*** Block opens ***

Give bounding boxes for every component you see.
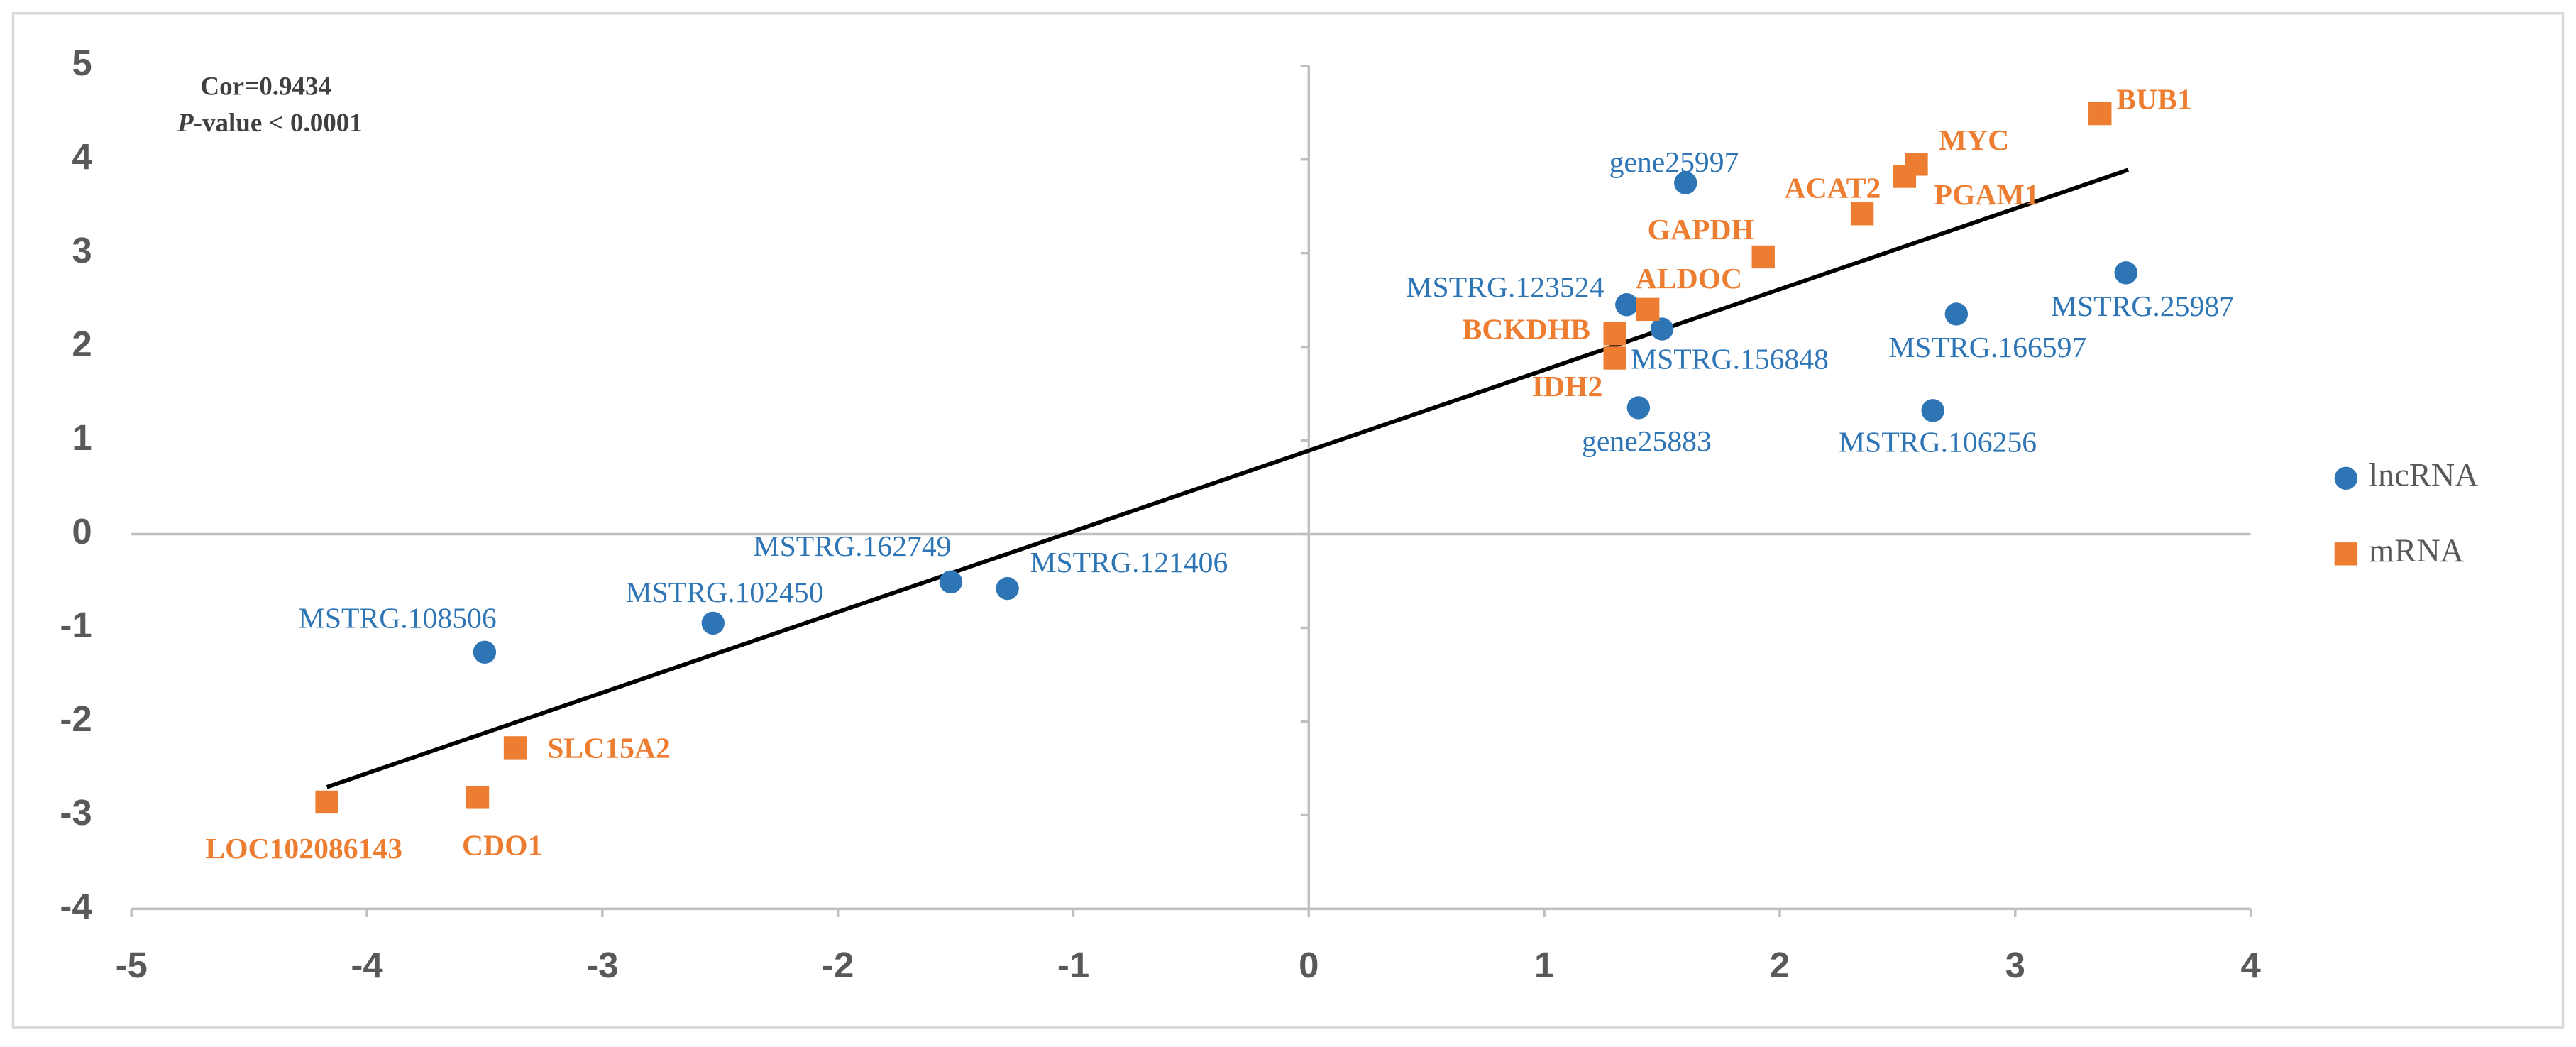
point [996, 576, 1019, 601]
x-tick-label: -5 [116, 945, 148, 985]
point [1650, 317, 1674, 341]
point-label: LOC102086143 [205, 833, 402, 865]
point [1751, 245, 1775, 269]
y-tick-label: -4 [60, 886, 92, 926]
point-label: MSTRG.166597 [1888, 331, 2086, 364]
x-tick-label: -2 [822, 945, 854, 985]
y-tick-label: 5 [72, 43, 92, 83]
x-tick-label: -1 [1057, 945, 1089, 985]
point [503, 736, 527, 760]
chart-frame [11, 11, 2565, 1029]
point [2088, 102, 2112, 126]
y-tick-label: 3 [72, 230, 92, 270]
x-tick-label: 3 [2005, 945, 2025, 985]
x-tick-label: -4 [351, 945, 383, 985]
p-symbol: P [177, 109, 194, 138]
point [466, 786, 490, 809]
point-label: MSTRG.25987 [2051, 290, 2234, 323]
point [1636, 297, 1660, 322]
point-label: PGAM1 [1934, 179, 2040, 212]
y-tick-label: -1 [60, 605, 92, 645]
point-label: gene25997 [1609, 146, 1739, 179]
point [1603, 346, 1626, 370]
x-tick-label: 1 [1534, 945, 1554, 985]
point-label: GAPDH [1648, 214, 1754, 246]
point [1674, 171, 1697, 194]
legend-marker [2334, 466, 2358, 490]
y-tick-label: -2 [60, 698, 92, 739]
point-label: BUB1 [2116, 83, 2191, 116]
y-tick-label: 0 [72, 511, 92, 552]
point [1921, 399, 1944, 422]
stat-text: Cor=0.9434 [200, 72, 331, 102]
point-label: BCKDHB [1462, 313, 1590, 346]
x-tick-label: 2 [1770, 945, 1790, 985]
point-label: SLC15A2 [547, 733, 671, 765]
y-tick-label: 4 [72, 136, 92, 177]
point [315, 790, 338, 814]
legend-label: mRNA [2369, 533, 2464, 569]
point [2114, 261, 2137, 285]
point-label: CDO1 [462, 830, 542, 862]
point [939, 570, 963, 594]
x-tick-label: 0 [1299, 945, 1319, 985]
point-label: MSTRG.156848 [1631, 343, 1829, 376]
x-tick-label: 4 [2240, 945, 2261, 985]
point [701, 611, 725, 635]
point-label: ALDOC [1636, 263, 1742, 295]
point [1944, 302, 1969, 326]
legend-label: lncRNA [2369, 457, 2479, 493]
x-tick-label: -3 [586, 945, 618, 985]
point [1615, 293, 1639, 317]
legend-marker [2334, 542, 2358, 566]
trendline [326, 168, 2130, 789]
point [1626, 396, 1651, 420]
p-text: -value < 0.0001 [194, 109, 363, 138]
y-tick-label: 2 [72, 324, 92, 364]
point-label: MSTRG.106256 [1839, 427, 2037, 459]
point [1603, 322, 1626, 346]
point [1850, 202, 1874, 226]
y-tick-label: 1 [72, 417, 92, 458]
point-label: MSTRG.162749 [754, 530, 952, 563]
point-label: ACAT2 [1785, 172, 1881, 204]
point-label: MSTRG.121406 [1030, 547, 1228, 579]
y-tick-label: -3 [60, 792, 92, 833]
point-label: MSTRG.123524 [1407, 271, 1605, 304]
point-label: MSTRG.102450 [626, 576, 824, 609]
point [473, 640, 497, 664]
point-label: MYC [1939, 124, 2009, 157]
p-value-text: P-value < 0.0001 [177, 109, 363, 138]
point [1893, 165, 1917, 188]
point-label: MSTRG.108506 [299, 602, 497, 635]
point-label: IDH2 [1532, 371, 1603, 403]
point-label: gene25883 [1582, 425, 1712, 458]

*** Block closes ***

▶ [WHAT THE TASK ASKS]: Show the lines above that have the word "marker".

▶ [WORKED SOLUTION]:
legend-marker [2334, 466, 2358, 490]
legend-marker [2334, 542, 2358, 566]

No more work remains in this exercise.